_Rows_.
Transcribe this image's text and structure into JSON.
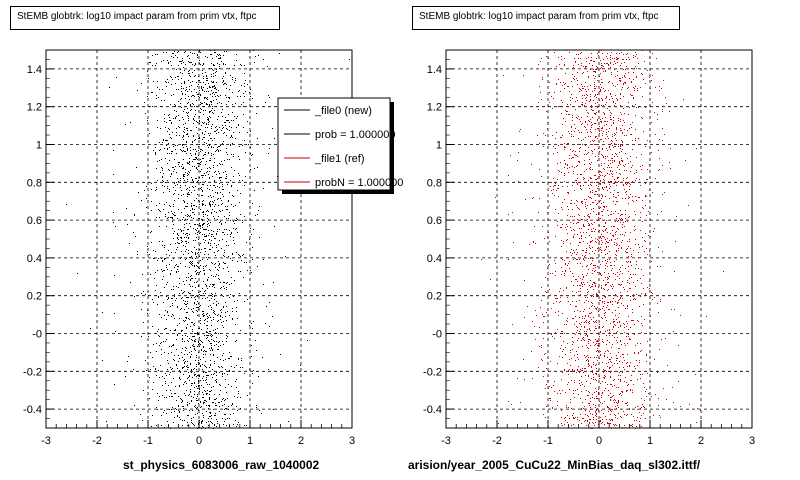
{
  "chart_data": [
    {
      "type": "scatter",
      "title": "StEMB globtrk: log10 impact param from prim vtx, ftpc",
      "xlabel": "st_physics_6083006_raw_1040002",
      "ylabel": "",
      "xlim": [
        -3,
        3
      ],
      "ylim": [
        -0.5,
        1.5
      ],
      "x_ticks": [
        "-3",
        "-2",
        "-1",
        "0",
        "1",
        "2",
        "3"
      ],
      "y_ticks": [
        "-0.4",
        "-0.2",
        "-0",
        "0.2",
        "0.4",
        "0.6",
        "0.8",
        "1",
        "1.2",
        "1.4"
      ],
      "grid": true,
      "point_color": "#000000",
      "distribution": {
        "x_center": 0.0,
        "x_spread": 0.45,
        "n_points": 2600
      },
      "legend": {
        "placement": "top-right",
        "entries": [
          {
            "label": "_file0 (new)",
            "color": "#000000"
          },
          {
            "label": "prob = 1.000000",
            "color": "#000000"
          },
          {
            "label": "_file1 (ref)",
            "color": "#cc0000"
          },
          {
            "label": "probN = 1.000000",
            "color": "#cc0000"
          }
        ]
      }
    },
    {
      "type": "scatter",
      "title": "StEMB globtrk: log10 impact param from prim vtx, ftpc",
      "xlabel": "arision/year_2005_CuCu22_MinBias_daq_sl302.ittf/",
      "ylabel": "",
      "xlim": [
        -3,
        3
      ],
      "ylim": [
        -0.5,
        1.5
      ],
      "x_ticks": [
        "-3",
        "-2",
        "-1",
        "0",
        "1",
        "2",
        "3"
      ],
      "y_ticks": [
        "-0.4",
        "-0.2",
        "-0",
        "0.2",
        "0.4",
        "0.6",
        "0.8",
        "1",
        "1.2",
        "1.4"
      ],
      "grid": true,
      "point_color": "#cc0000",
      "distribution": {
        "x_center": 0.0,
        "x_spread": 0.5,
        "n_points": 2600
      }
    }
  ]
}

_Given exercise_.
Determine how many of the lines above hold the word "xlabel", and output that number by itself.

_Result below_.
2